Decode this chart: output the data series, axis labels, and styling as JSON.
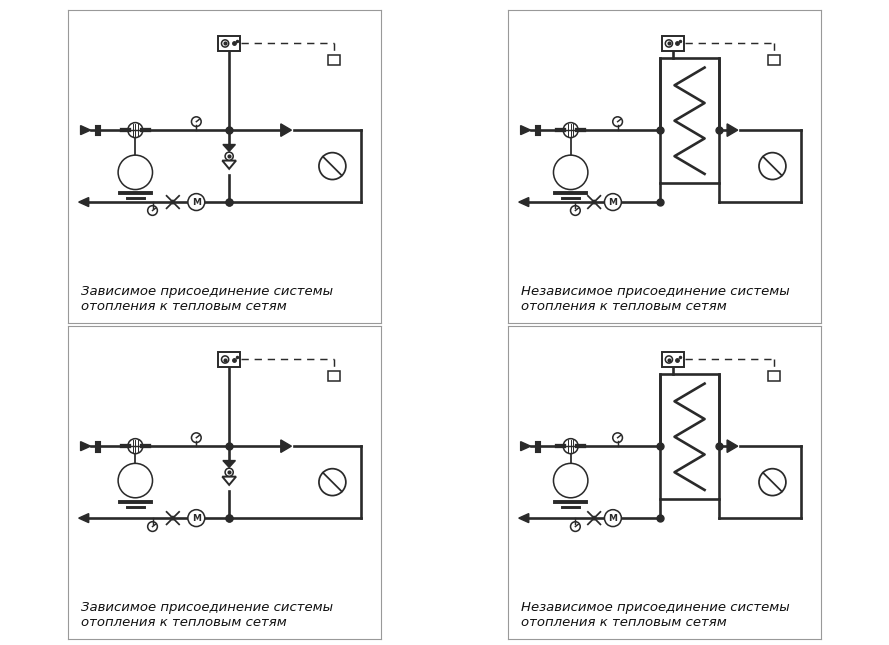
{
  "labels": [
    "Зависимое присоединение системы\nотопления к тепловым сетям",
    "Независимое присоединение системы\nотопления к тепловым сетям",
    "Зависимое присоединение системы\nотопления к тепловым сетям",
    "Независимое присоединение системы\nотопления к тепловым сетям"
  ],
  "bg_color": "#ffffff",
  "lc": "#2a2a2a",
  "lw": 1.4,
  "lw2": 1.9
}
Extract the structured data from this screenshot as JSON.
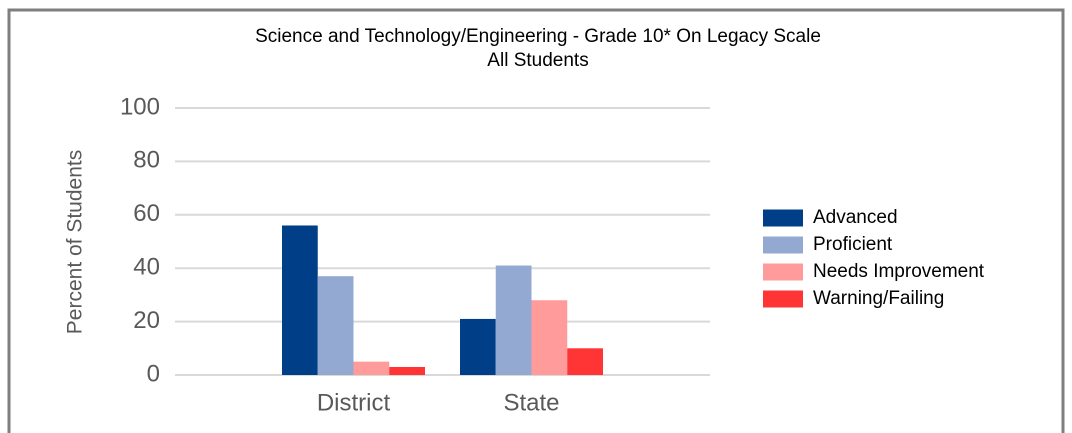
{
  "chart_data": {
    "type": "bar",
    "title": "Science and Technology/Engineering  - Grade 10* On Legacy Scale",
    "subtitle": "All Students",
    "y_label": "Percent of Students",
    "categories": [
      "District",
      "State"
    ],
    "series": [
      {
        "name": "Advanced",
        "color": "#003f87",
        "values": [
          56,
          21
        ]
      },
      {
        "name": "Proficient",
        "color": "#93a9d1",
        "values": [
          37,
          41
        ]
      },
      {
        "name": "Needs Improvement",
        "color": "#ff9b9b",
        "values": [
          5,
          28
        ]
      },
      {
        "name": "Warning/Failing",
        "color": "#ff3535",
        "values": [
          3,
          10
        ]
      }
    ],
    "ylim": [
      0,
      100
    ],
    "yticks": [
      0,
      20,
      40,
      60,
      80,
      100
    ],
    "grid": true,
    "legend": "right"
  }
}
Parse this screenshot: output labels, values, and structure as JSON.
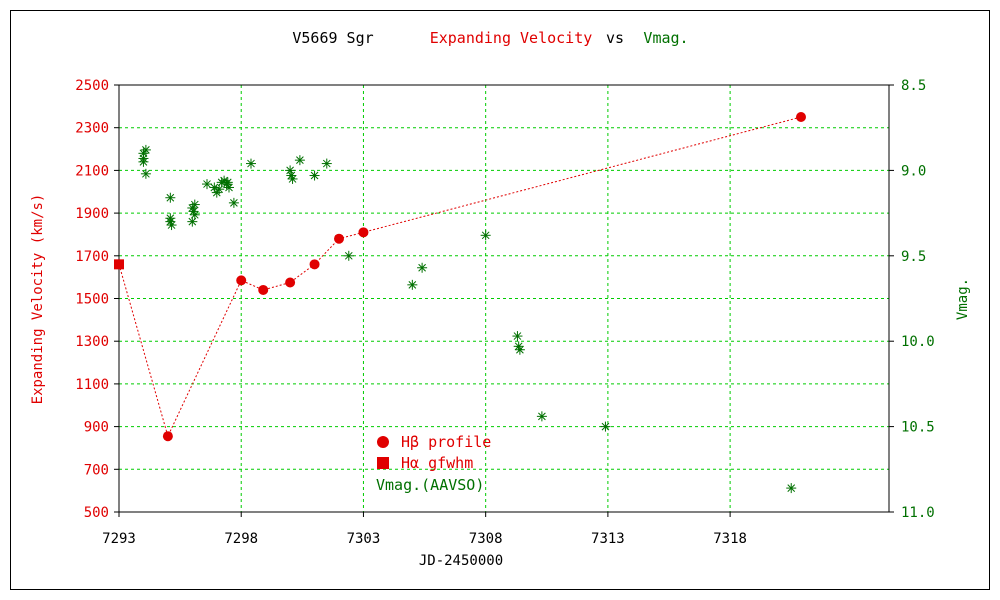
{
  "title": {
    "object": "V5669 Sgr",
    "part1": "Expanding Velocity",
    "part2": "vs",
    "part3": "Vmag.",
    "color_object": "#000000",
    "color_part1": "#e00000",
    "color_part2": "#000000",
    "color_part3": "#007000"
  },
  "colors": {
    "velocity": "#e00000",
    "vmag": "#007000",
    "grid": "#00cc00",
    "axis": "#000000"
  },
  "chart_data": {
    "type": "scatter",
    "xlabel": "JD-2450000",
    "ylabel_left": "Expanding Velocity (km/s)",
    "ylabel_right": "Vmag.",
    "xlim": [
      7293,
      7324.5
    ],
    "ylim_left": [
      500,
      2500
    ],
    "ylim_right": [
      8.5,
      11.0
    ],
    "right_axis_inverted": true,
    "grid": true,
    "x_ticks": [
      7293,
      7298,
      7303,
      7308,
      7313,
      7318
    ],
    "y_ticks_left": [
      500,
      700,
      900,
      1100,
      1300,
      1500,
      1700,
      1900,
      2100,
      2300,
      2500
    ],
    "y_ticks_right": [
      "8.5",
      "9.0",
      "9.5",
      "10.0",
      "10.5",
      "11.0"
    ],
    "legend_position": "lower-center",
    "series": [
      {
        "name": "Hβ profile",
        "legend_label": "Hβ profile",
        "axis": "left",
        "marker": "circle",
        "line": "dotted",
        "color": "#e00000",
        "points": [
          [
            7295.0,
            855
          ],
          [
            7298.0,
            1585
          ],
          [
            7298.9,
            1540
          ],
          [
            7300.0,
            1575
          ],
          [
            7301.0,
            1660
          ],
          [
            7302.0,
            1780
          ],
          [
            7303.0,
            1810
          ],
          [
            7320.9,
            2350
          ]
        ]
      },
      {
        "name": "Hα gfwhm",
        "legend_label": "Hα gfwhm",
        "axis": "left",
        "marker": "square",
        "line": "dotted",
        "color": "#e00000",
        "points": [
          [
            7293.0,
            1660
          ]
        ],
        "connects_to_first_point_of": "Hβ profile"
      },
      {
        "name": "Vmag.(AAVSO)",
        "legend_label": "Vmag.(AAVSO)",
        "axis": "right",
        "marker": "asterisk",
        "line": "none",
        "color": "#007000",
        "points": [
          [
            7294.0,
            8.9
          ],
          [
            7294.0,
            8.93
          ],
          [
            7294.0,
            8.95
          ],
          [
            7294.1,
            8.88
          ],
          [
            7294.1,
            9.02
          ],
          [
            7295.1,
            9.16
          ],
          [
            7295.1,
            9.28
          ],
          [
            7295.1,
            9.3
          ],
          [
            7295.15,
            9.32
          ],
          [
            7296.0,
            9.22
          ],
          [
            7296.05,
            9.24
          ],
          [
            7296.1,
            9.26
          ],
          [
            7296.0,
            9.3
          ],
          [
            7296.1,
            9.2
          ],
          [
            7296.6,
            9.08
          ],
          [
            7296.9,
            9.1
          ],
          [
            7297.0,
            9.13
          ],
          [
            7297.1,
            9.11
          ],
          [
            7297.2,
            9.07
          ],
          [
            7297.4,
            9.08
          ],
          [
            7297.5,
            9.1
          ],
          [
            7297.45,
            9.07
          ],
          [
            7297.3,
            9.06
          ],
          [
            7297.7,
            9.19
          ],
          [
            7298.4,
            8.96
          ],
          [
            7300.0,
            9.0
          ],
          [
            7300.05,
            9.03
          ],
          [
            7300.1,
            9.05
          ],
          [
            7300.4,
            8.94
          ],
          [
            7301.0,
            9.03
          ],
          [
            7301.5,
            8.96
          ],
          [
            7302.4,
            9.5
          ],
          [
            7305.0,
            9.67
          ],
          [
            7305.4,
            9.57
          ],
          [
            7308.0,
            9.38
          ],
          [
            7309.3,
            9.97
          ],
          [
            7309.35,
            10.03
          ],
          [
            7309.4,
            10.05
          ],
          [
            7310.3,
            10.44
          ],
          [
            7312.9,
            10.5
          ],
          [
            7320.5,
            10.86
          ]
        ]
      }
    ]
  }
}
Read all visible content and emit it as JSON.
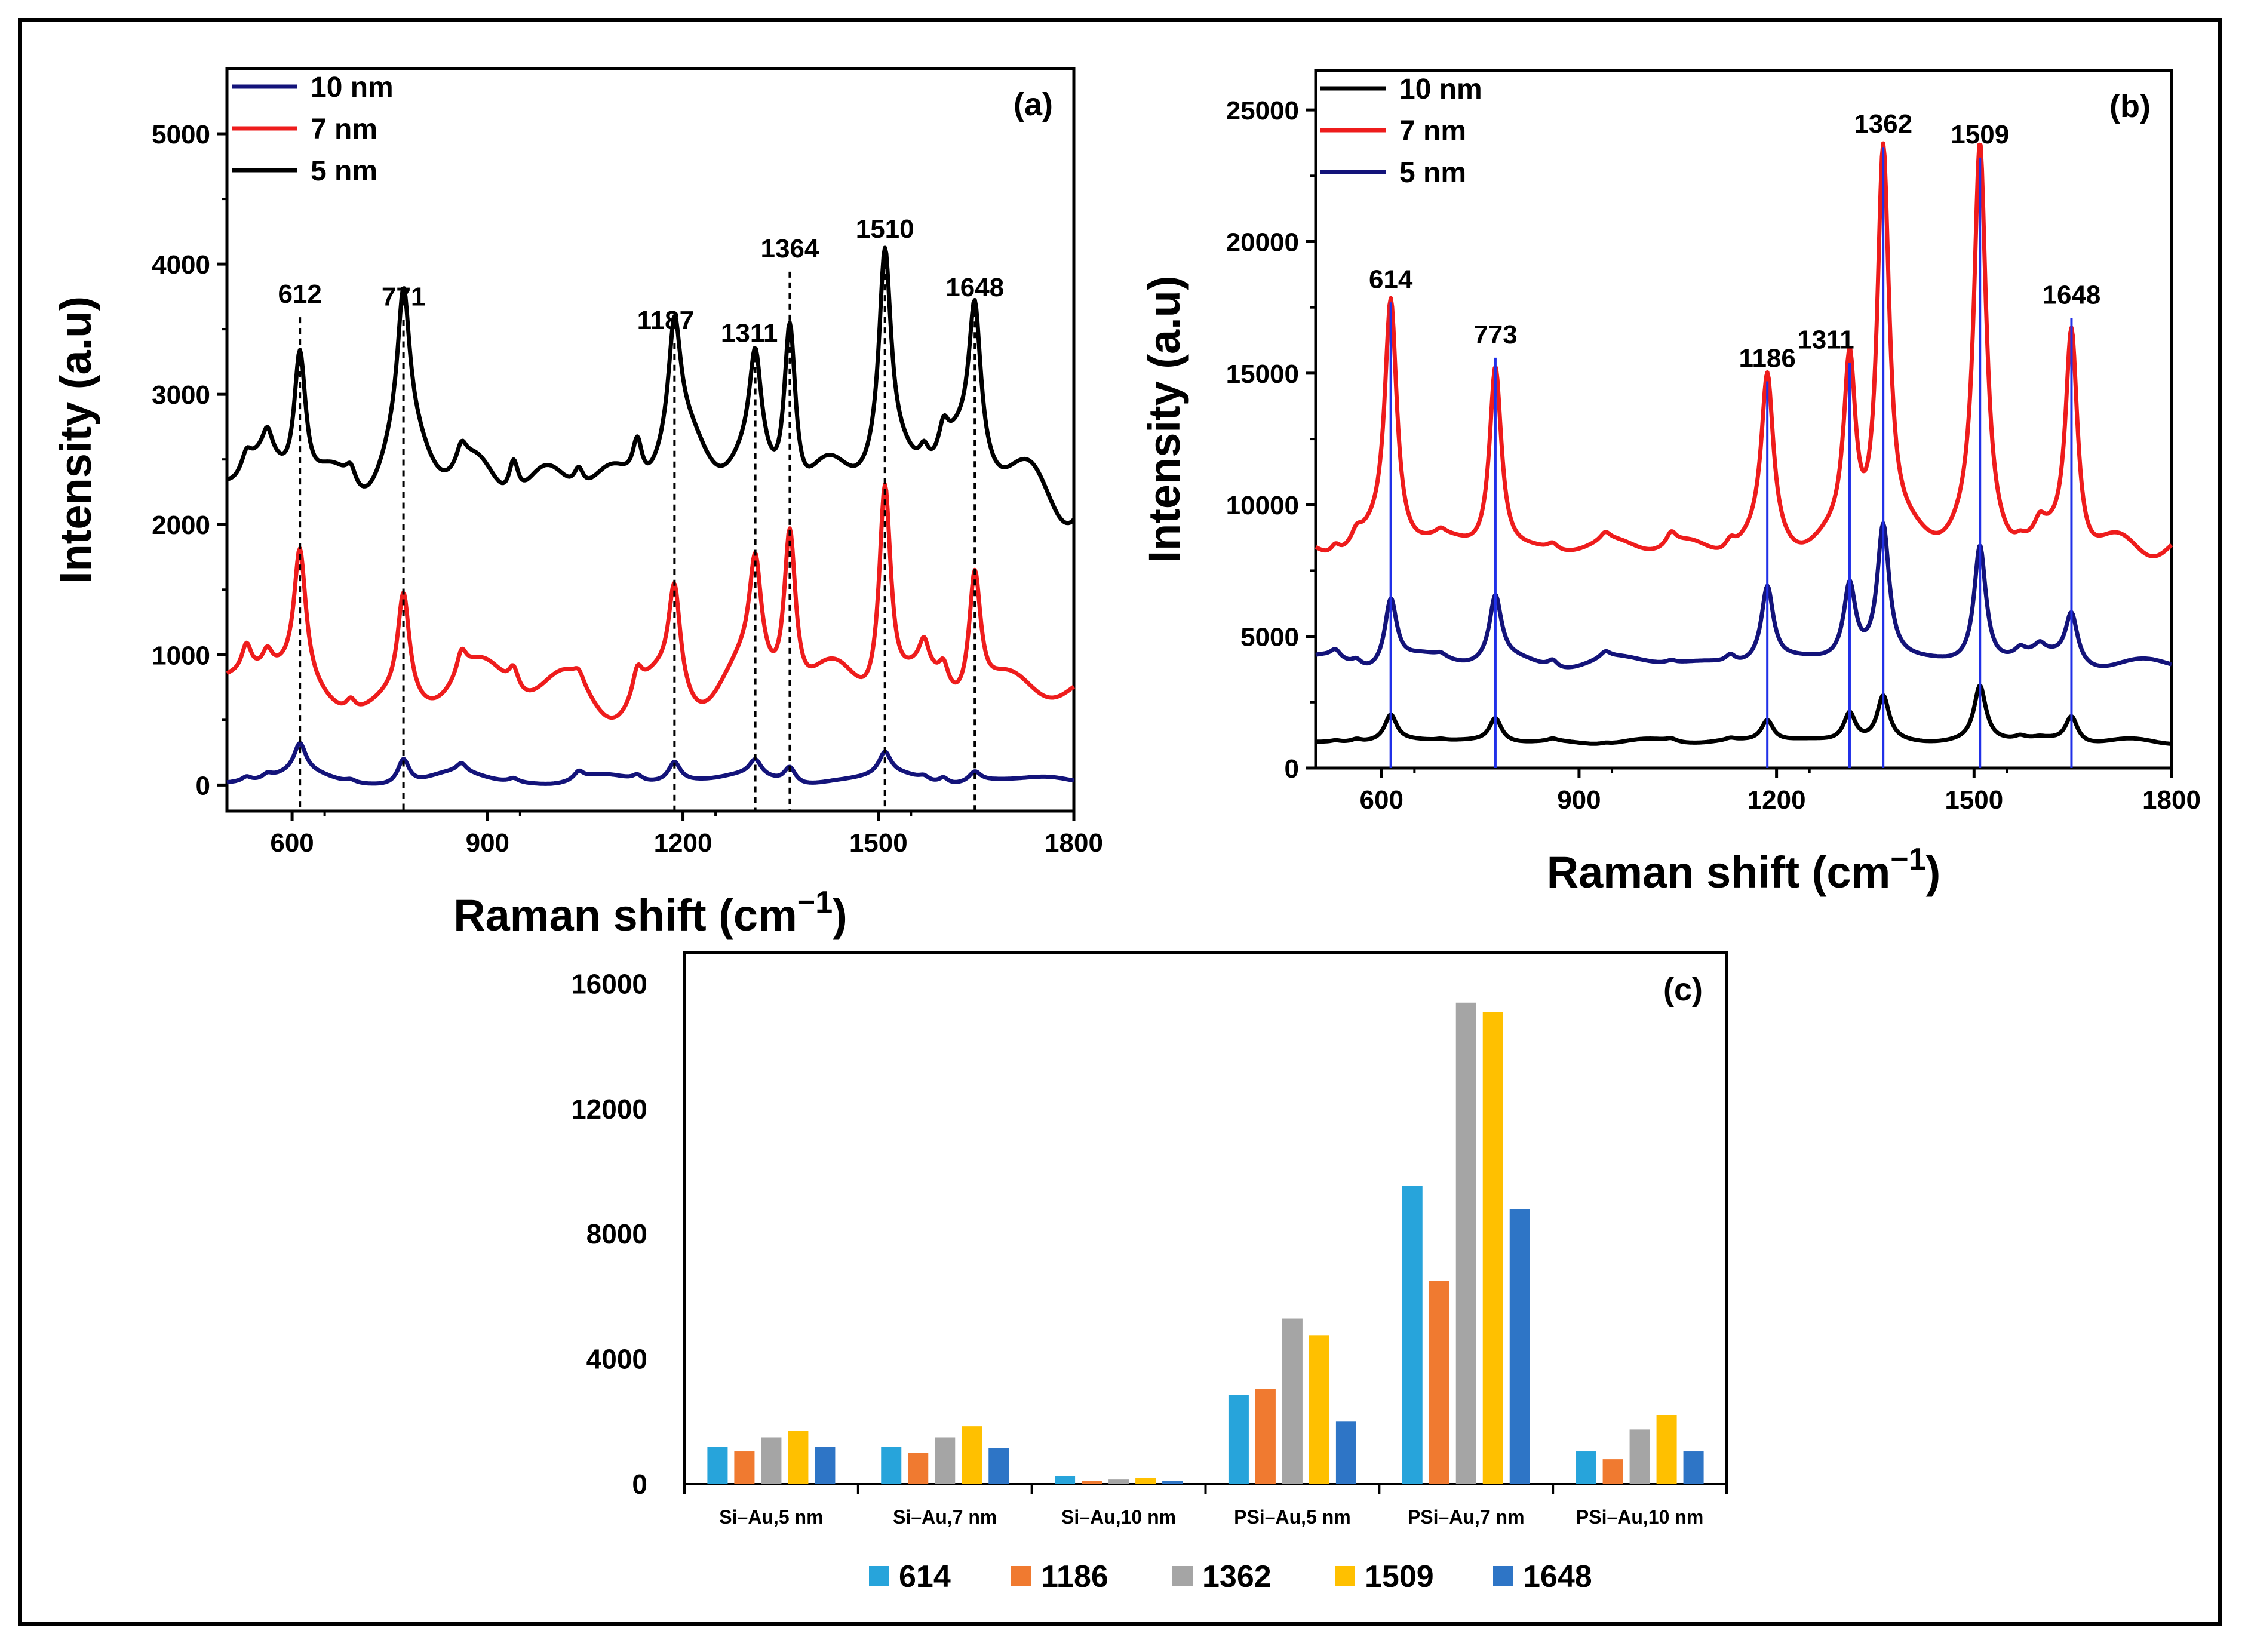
{
  "colors": {
    "black": "#000000",
    "red": "#ee1c1c",
    "navy": "#13137a",
    "blue_line": "#2030e8",
    "s614": "#27a4db",
    "s1186": "#f07a30",
    "s1362": "#a5a5a5",
    "s1509": "#ffc000",
    "s1648": "#2e75c6"
  },
  "chart_data": [
    {
      "type": "line",
      "panel_label": "(a)",
      "xlabel": "Raman shift (cm",
      "xlabel_sup": "−1",
      "xlabel_close": ")",
      "ylabel": "Intensity (a.u)",
      "xlim": [
        500,
        1800
      ],
      "ylim": [
        -200,
        5500
      ],
      "xticks": [
        600,
        900,
        1200,
        1500,
        1800
      ],
      "yticks": [
        0,
        1000,
        2000,
        3000,
        4000,
        5000
      ],
      "peaks": [
        612,
        771,
        1187,
        1311,
        1364,
        1510,
        1648
      ],
      "series": [
        {
          "name": "10 nm",
          "color": "navy",
          "baseline": 40,
          "amplitudes": [
            220,
            200,
            150,
            120,
            130,
            170,
            80
          ],
          "noise": 80
        },
        {
          "name": "7 nm",
          "color": "red",
          "baseline": 720,
          "amplitudes": [
            1000,
            820,
            800,
            830,
            1330,
            1700,
            1020
          ],
          "noise": 300
        },
        {
          "name": "5 nm",
          "color": "black",
          "baseline": 2400,
          "amplitudes": [
            1100,
            1080,
            900,
            800,
            1450,
            1600,
            1150
          ],
          "noise": 400
        }
      ],
      "legend_order": [
        "10 nm",
        "7 nm",
        "5 nm"
      ]
    },
    {
      "type": "line",
      "panel_label": "(b)",
      "xlabel": "Raman shift (cm",
      "xlabel_sup": "−1",
      "xlabel_close": ")",
      "ylabel": "Intensity (a.u)",
      "xlim": [
        500,
        1800
      ],
      "ylim": [
        0,
        26500
      ],
      "xticks": [
        600,
        900,
        1200,
        1500,
        1800
      ],
      "yticks": [
        0,
        5000,
        10000,
        15000,
        20000,
        25000
      ],
      "peaks": [
        614,
        773,
        1186,
        1311,
        1362,
        1509,
        1648
      ],
      "series": [
        {
          "name": "10 nm",
          "color": "black",
          "baseline": 1000,
          "amplitudes": [
            1000,
            900,
            800,
            1100,
            1700,
            2100,
            1000
          ],
          "noise": 150
        },
        {
          "name": "7 nm",
          "color": "red",
          "baseline": 8300,
          "amplitudes": [
            9300,
            7200,
            6300,
            7000,
            15200,
            14800,
            8700
          ],
          "noise": 600
        },
        {
          "name": "5 nm",
          "color": "navy",
          "baseline": 4000,
          "amplitudes": [
            2600,
            2500,
            2900,
            2900,
            5100,
            4600,
            1900
          ],
          "noise": 350
        }
      ],
      "legend_order": [
        "10 nm",
        "7 nm",
        "5 nm"
      ]
    },
    {
      "type": "bar",
      "panel_label": "(c)",
      "categories": [
        "Si–Au,5 nm",
        "Si–Au,7 nm",
        "Si–Au,10 nm",
        "PSi–Au,5 nm",
        "PSi–Au,7 nm",
        "PSi–Au,10 nm"
      ],
      "ylim": [
        0,
        17000
      ],
      "yticks": [
        0,
        4000,
        8000,
        12000,
        16000
      ],
      "series": [
        {
          "name": "614",
          "color": "s614",
          "values": [
            1200,
            1200,
            250,
            2850,
            9550,
            1050
          ]
        },
        {
          "name": "1186",
          "color": "s1186",
          "values": [
            1050,
            1000,
            100,
            3050,
            6500,
            800
          ]
        },
        {
          "name": "1362",
          "color": "s1362",
          "values": [
            1500,
            1500,
            150,
            5300,
            15400,
            1750
          ]
        },
        {
          "name": "1509",
          "color": "s1509",
          "values": [
            1700,
            1850,
            200,
            4750,
            15100,
            2200
          ]
        },
        {
          "name": "1648",
          "color": "s1648",
          "values": [
            1200,
            1150,
            100,
            2000,
            8800,
            1050
          ]
        }
      ]
    }
  ]
}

(INSTRUCTIONS TO FOLLOW) Scan the listing above. Gather each line that contains the word "output".

(COMPLETED TASK)
Decode this chart: output the data series, axis labels, and styling as JSON.
Parse this screenshot: output labels, values, and structure as JSON.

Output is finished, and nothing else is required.